*Assignment:*
Of the lines in the data below, count the ones holding the string "coverage", and answer with that number only.

*Material to process:*
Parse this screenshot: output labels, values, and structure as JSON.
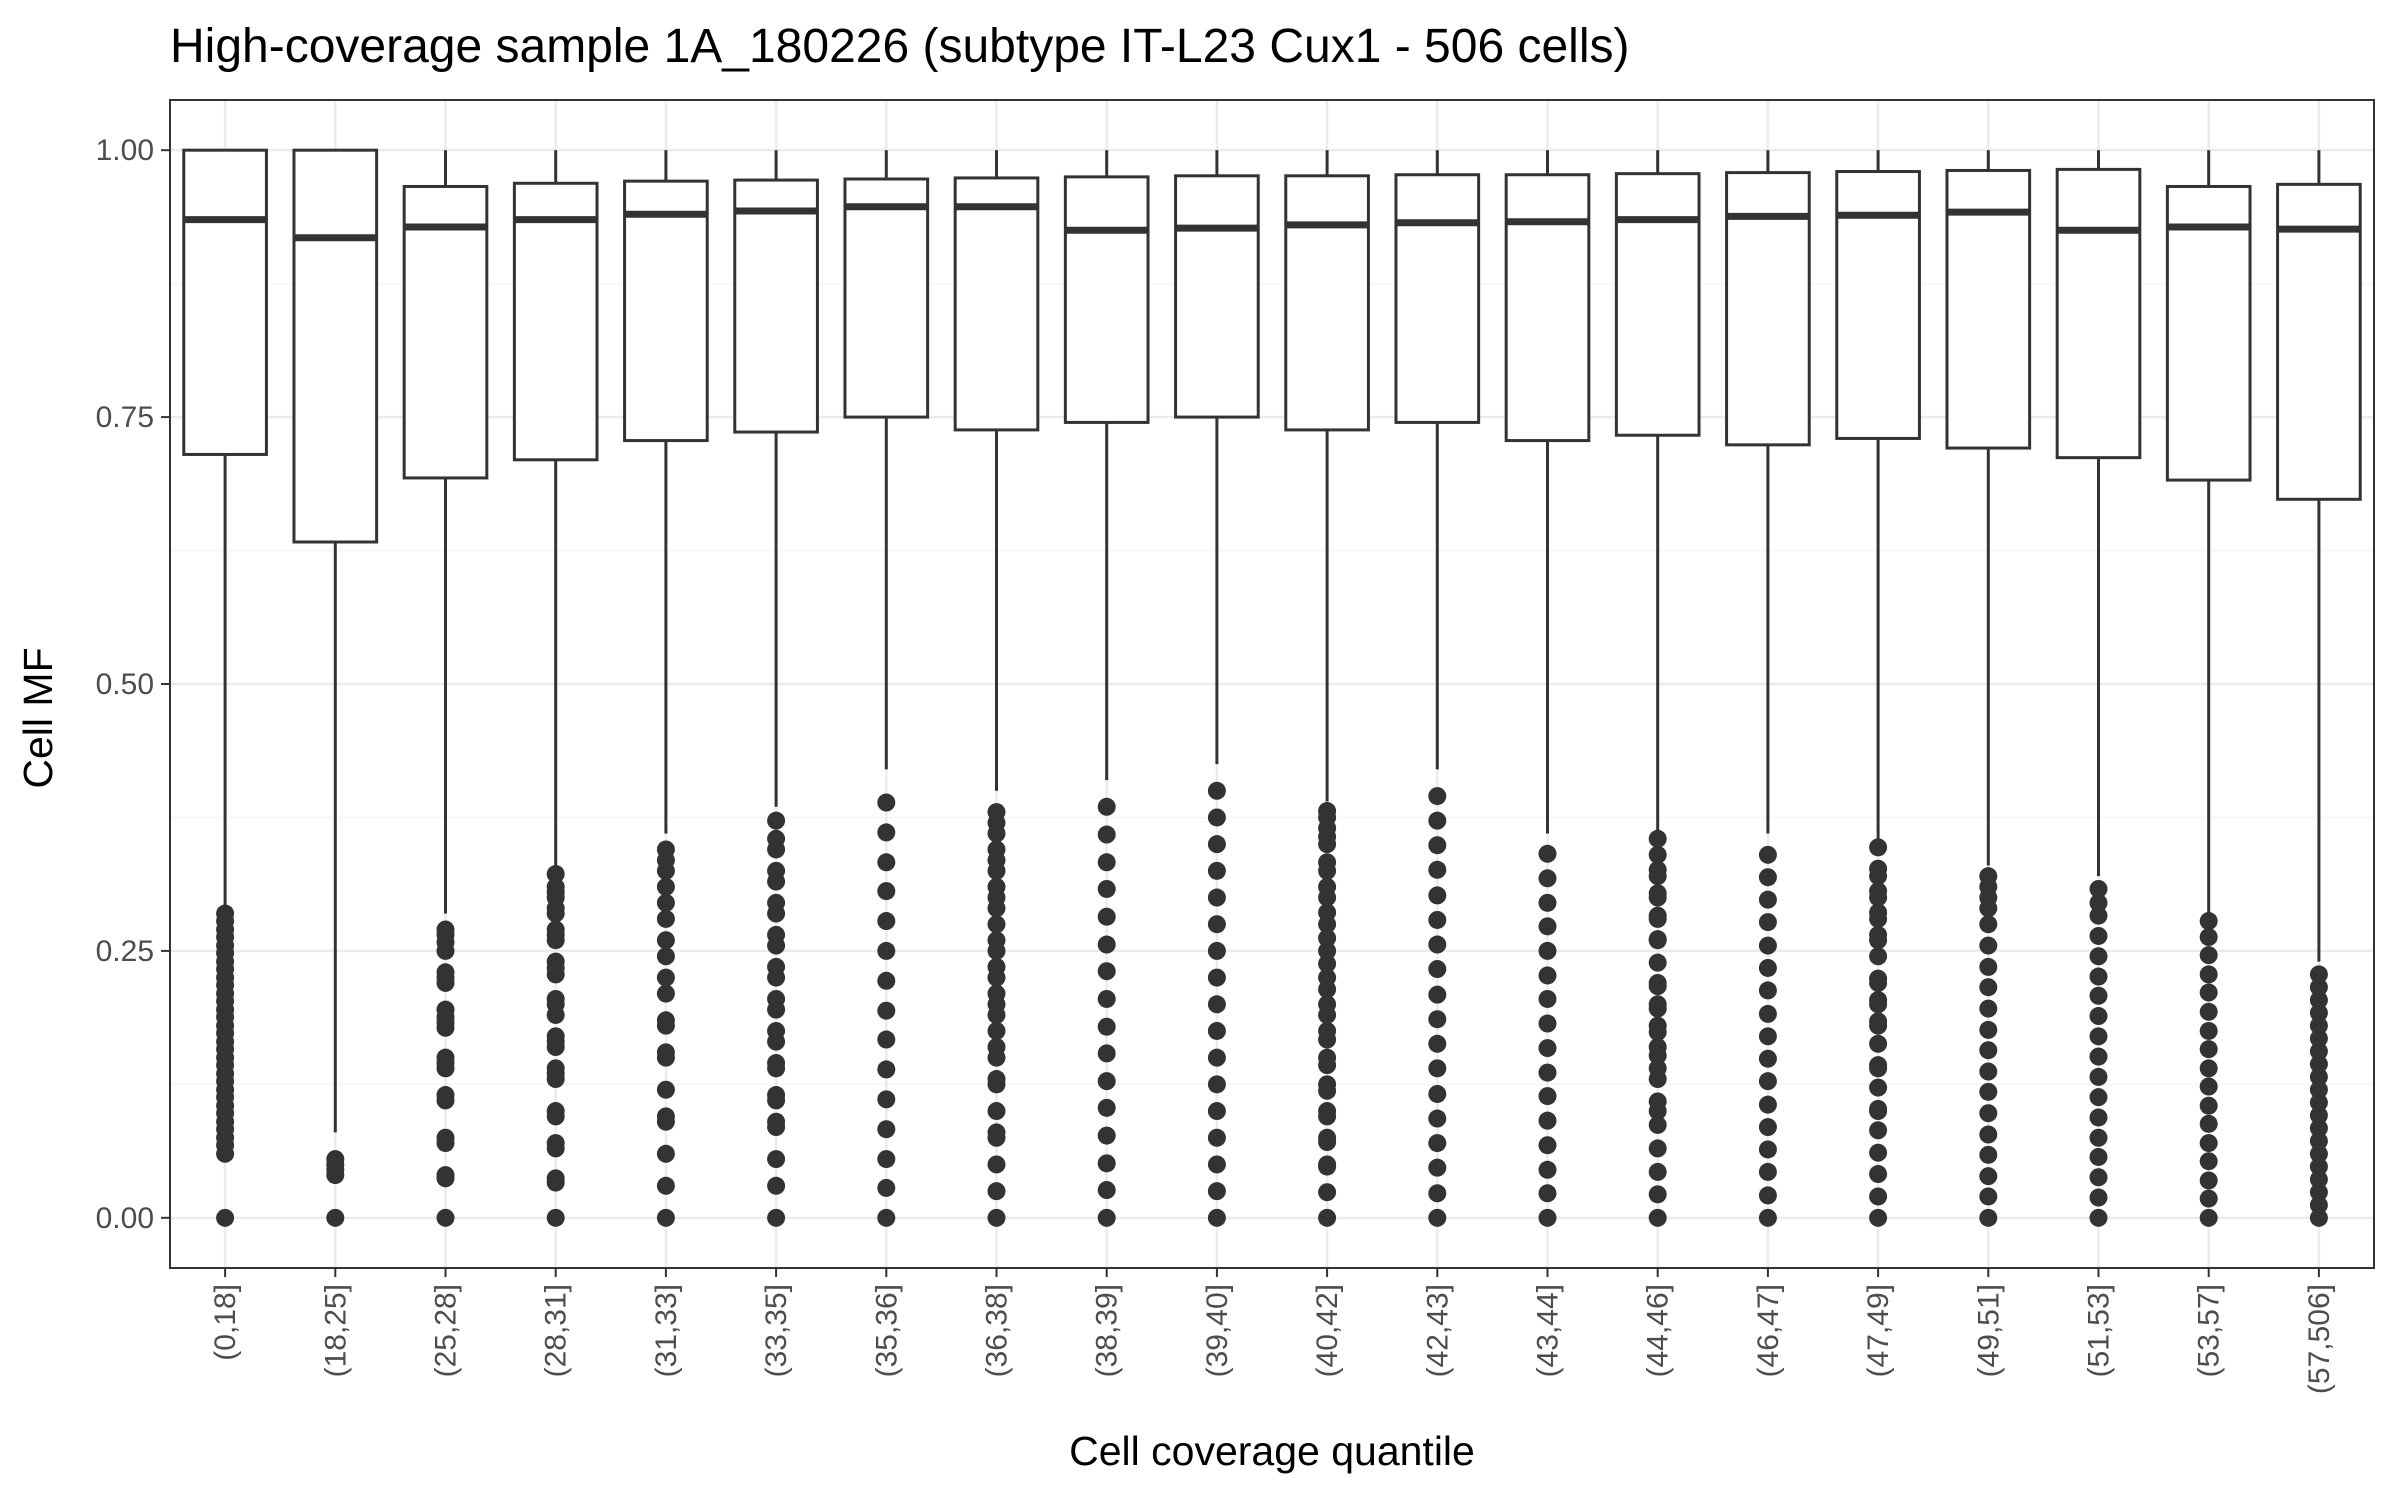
{
  "chart_data": {
    "type": "box",
    "title": "High-coverage sample 1A_180226 (subtype IT-L23 Cux1 - 506 cells)",
    "xlabel": "Cell coverage quantile",
    "ylabel": "Cell MF",
    "ylim": [
      -0.047,
      1.047
    ],
    "yticks": [
      0,
      0.25,
      0.5,
      0.75,
      1.0
    ],
    "ytick_labels": [
      "0.00",
      "0.25",
      "0.50",
      "0.75",
      "1.00"
    ],
    "grid": true,
    "colors": {
      "box_line": "#333333",
      "box_fill": "#ffffff",
      "outlier": "#333333",
      "grid_major": "#ebebeb",
      "grid_minor": "#f5f5f5",
      "panel_border": "#333333"
    },
    "categories": [
      "(0,18]",
      "(18,25]",
      "(25,28]",
      "(28,31]",
      "(31,33]",
      "(33,35]",
      "(35,36]",
      "(36,38]",
      "(38,39]",
      "(39,40]",
      "(40,42]",
      "(42,43]",
      "(43,44]",
      "(44,46]",
      "(46,47]",
      "(47,49]",
      "(49,51]",
      "(51,53]",
      "(53,57]",
      "(57,506]"
    ],
    "boxes": [
      {
        "min": 0.29,
        "q1": 0.715,
        "median": 0.935,
        "q3": 1.0,
        "max": 1.0
      },
      {
        "min": 0.08,
        "q1": 0.633,
        "median": 0.918,
        "q3": 1.0,
        "max": 1.0
      },
      {
        "min": 0.285,
        "q1": 0.693,
        "median": 0.928,
        "q3": 0.966,
        "max": 1.0
      },
      {
        "min": 0.33,
        "q1": 0.71,
        "median": 0.935,
        "q3": 0.969,
        "max": 1.0
      },
      {
        "min": 0.36,
        "q1": 0.728,
        "median": 0.94,
        "q3": 0.971,
        "max": 1.0
      },
      {
        "min": 0.385,
        "q1": 0.736,
        "median": 0.943,
        "q3": 0.972,
        "max": 1.0
      },
      {
        "min": 0.42,
        "q1": 0.75,
        "median": 0.947,
        "q3": 0.973,
        "max": 1.0
      },
      {
        "min": 0.4,
        "q1": 0.738,
        "median": 0.947,
        "q3": 0.974,
        "max": 1.0
      },
      {
        "min": 0.41,
        "q1": 0.745,
        "median": 0.925,
        "q3": 0.975,
        "max": 1.0
      },
      {
        "min": 0.425,
        "q1": 0.75,
        "median": 0.927,
        "q3": 0.976,
        "max": 1.0
      },
      {
        "min": 0.39,
        "q1": 0.738,
        "median": 0.93,
        "q3": 0.976,
        "max": 1.0
      },
      {
        "min": 0.42,
        "q1": 0.745,
        "median": 0.932,
        "q3": 0.977,
        "max": 1.0
      },
      {
        "min": 0.36,
        "q1": 0.728,
        "median": 0.933,
        "q3": 0.977,
        "max": 1.0
      },
      {
        "min": 0.36,
        "q1": 0.733,
        "median": 0.935,
        "q3": 0.978,
        "max": 1.0
      },
      {
        "min": 0.36,
        "q1": 0.724,
        "median": 0.938,
        "q3": 0.979,
        "max": 1.0
      },
      {
        "min": 0.355,
        "q1": 0.73,
        "median": 0.939,
        "q3": 0.98,
        "max": 1.0
      },
      {
        "min": 0.33,
        "q1": 0.721,
        "median": 0.942,
        "q3": 0.981,
        "max": 1.0
      },
      {
        "min": 0.32,
        "q1": 0.712,
        "median": 0.925,
        "q3": 0.982,
        "max": 1.0
      },
      {
        "min": 0.285,
        "q1": 0.691,
        "median": 0.928,
        "q3": 0.966,
        "max": 1.0
      },
      {
        "min": 0.24,
        "q1": 0.673,
        "median": 0.926,
        "q3": 0.968,
        "max": 1.0
      }
    ],
    "outliers": [
      [
        0.0,
        0.06,
        0.068,
        0.075,
        0.083,
        0.09,
        0.098,
        0.105,
        0.113,
        0.12,
        0.128,
        0.135,
        0.143,
        0.15,
        0.158,
        0.165,
        0.173,
        0.18,
        0.188,
        0.195,
        0.203,
        0.21,
        0.218,
        0.225,
        0.233,
        0.24,
        0.248,
        0.255,
        0.263,
        0.27,
        0.278,
        0.285
      ],
      [
        0.0,
        0.04,
        0.045,
        0.05,
        0.055
      ],
      [
        0.0,
        0.037,
        0.04,
        0.07,
        0.075,
        0.11,
        0.115,
        0.14,
        0.145,
        0.15,
        0.178,
        0.183,
        0.188,
        0.195,
        0.22,
        0.225,
        0.23,
        0.25,
        0.258,
        0.265,
        0.27
      ],
      [
        0.0,
        0.033,
        0.037,
        0.065,
        0.07,
        0.095,
        0.1,
        0.13,
        0.135,
        0.14,
        0.16,
        0.165,
        0.17,
        0.19,
        0.2,
        0.205,
        0.228,
        0.234,
        0.24,
        0.26,
        0.265,
        0.27,
        0.285,
        0.29,
        0.3,
        0.305,
        0.31,
        0.322
      ],
      [
        0.0,
        0.03,
        0.06,
        0.09,
        0.095,
        0.12,
        0.15,
        0.155,
        0.18,
        0.185,
        0.21,
        0.225,
        0.245,
        0.26,
        0.28,
        0.295,
        0.31,
        0.325,
        0.335,
        0.345
      ],
      [
        0.0,
        0.03,
        0.055,
        0.085,
        0.09,
        0.11,
        0.115,
        0.14,
        0.145,
        0.165,
        0.175,
        0.195,
        0.205,
        0.225,
        0.235,
        0.255,
        0.265,
        0.285,
        0.295,
        0.315,
        0.325,
        0.345,
        0.355,
        0.372
      ],
      [
        0.0,
        0.028,
        0.055,
        0.083,
        0.111,
        0.139,
        0.167,
        0.194,
        0.222,
        0.25,
        0.278,
        0.306,
        0.333,
        0.361,
        0.389
      ],
      [
        0.0,
        0.025,
        0.05,
        0.075,
        0.08,
        0.1,
        0.125,
        0.13,
        0.15,
        0.16,
        0.175,
        0.19,
        0.2,
        0.21,
        0.225,
        0.235,
        0.25,
        0.26,
        0.275,
        0.29,
        0.3,
        0.31,
        0.325,
        0.335,
        0.345,
        0.36,
        0.37,
        0.38
      ],
      [
        0.0,
        0.026,
        0.051,
        0.077,
        0.103,
        0.128,
        0.154,
        0.179,
        0.205,
        0.231,
        0.256,
        0.282,
        0.308,
        0.333,
        0.359,
        0.385
      ],
      [
        0.0,
        0.025,
        0.05,
        0.075,
        0.1,
        0.125,
        0.15,
        0.175,
        0.2,
        0.225,
        0.25,
        0.275,
        0.3,
        0.325,
        0.35,
        0.375,
        0.4
      ],
      [
        0.0,
        0.024,
        0.048,
        0.05,
        0.071,
        0.075,
        0.095,
        0.1,
        0.119,
        0.125,
        0.143,
        0.15,
        0.167,
        0.175,
        0.19,
        0.2,
        0.214,
        0.225,
        0.238,
        0.25,
        0.262,
        0.275,
        0.286,
        0.3,
        0.31,
        0.325,
        0.333,
        0.35,
        0.357,
        0.365,
        0.375,
        0.381
      ],
      [
        0.0,
        0.023,
        0.047,
        0.07,
        0.093,
        0.116,
        0.14,
        0.163,
        0.186,
        0.209,
        0.233,
        0.256,
        0.279,
        0.302,
        0.326,
        0.349,
        0.372,
        0.395
      ],
      [
        0.0,
        0.023,
        0.045,
        0.068,
        0.091,
        0.114,
        0.136,
        0.159,
        0.182,
        0.205,
        0.227,
        0.25,
        0.273,
        0.295,
        0.318,
        0.341
      ],
      [
        0.0,
        0.022,
        0.043,
        0.065,
        0.087,
        0.1,
        0.109,
        0.13,
        0.14,
        0.152,
        0.16,
        0.174,
        0.18,
        0.196,
        0.2,
        0.217,
        0.22,
        0.239,
        0.26,
        0.261,
        0.28,
        0.283,
        0.3,
        0.304,
        0.32,
        0.326,
        0.34,
        0.355
      ],
      [
        0.0,
        0.021,
        0.043,
        0.064,
        0.085,
        0.106,
        0.128,
        0.149,
        0.17,
        0.191,
        0.213,
        0.234,
        0.255,
        0.277,
        0.298,
        0.319,
        0.34
      ],
      [
        0.0,
        0.02,
        0.041,
        0.061,
        0.082,
        0.1,
        0.102,
        0.122,
        0.14,
        0.143,
        0.163,
        0.18,
        0.184,
        0.2,
        0.204,
        0.22,
        0.224,
        0.245,
        0.26,
        0.265,
        0.28,
        0.286,
        0.3,
        0.306,
        0.32,
        0.327,
        0.347
      ],
      [
        0.0,
        0.02,
        0.039,
        0.059,
        0.078,
        0.098,
        0.118,
        0.137,
        0.157,
        0.176,
        0.196,
        0.216,
        0.235,
        0.255,
        0.275,
        0.29,
        0.3,
        0.31,
        0.32
      ],
      [
        0.0,
        0.019,
        0.038,
        0.057,
        0.075,
        0.094,
        0.113,
        0.132,
        0.151,
        0.17,
        0.189,
        0.208,
        0.226,
        0.245,
        0.264,
        0.283,
        0.295,
        0.308
      ],
      [
        0.0,
        0.018,
        0.035,
        0.053,
        0.07,
        0.088,
        0.105,
        0.123,
        0.14,
        0.158,
        0.175,
        0.193,
        0.211,
        0.228,
        0.246,
        0.263,
        0.278
      ],
      [
        0.0,
        0.012,
        0.024,
        0.036,
        0.048,
        0.06,
        0.072,
        0.084,
        0.096,
        0.108,
        0.12,
        0.132,
        0.144,
        0.156,
        0.168,
        0.18,
        0.192,
        0.204,
        0.216,
        0.228
      ]
    ]
  }
}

*Answer:*
2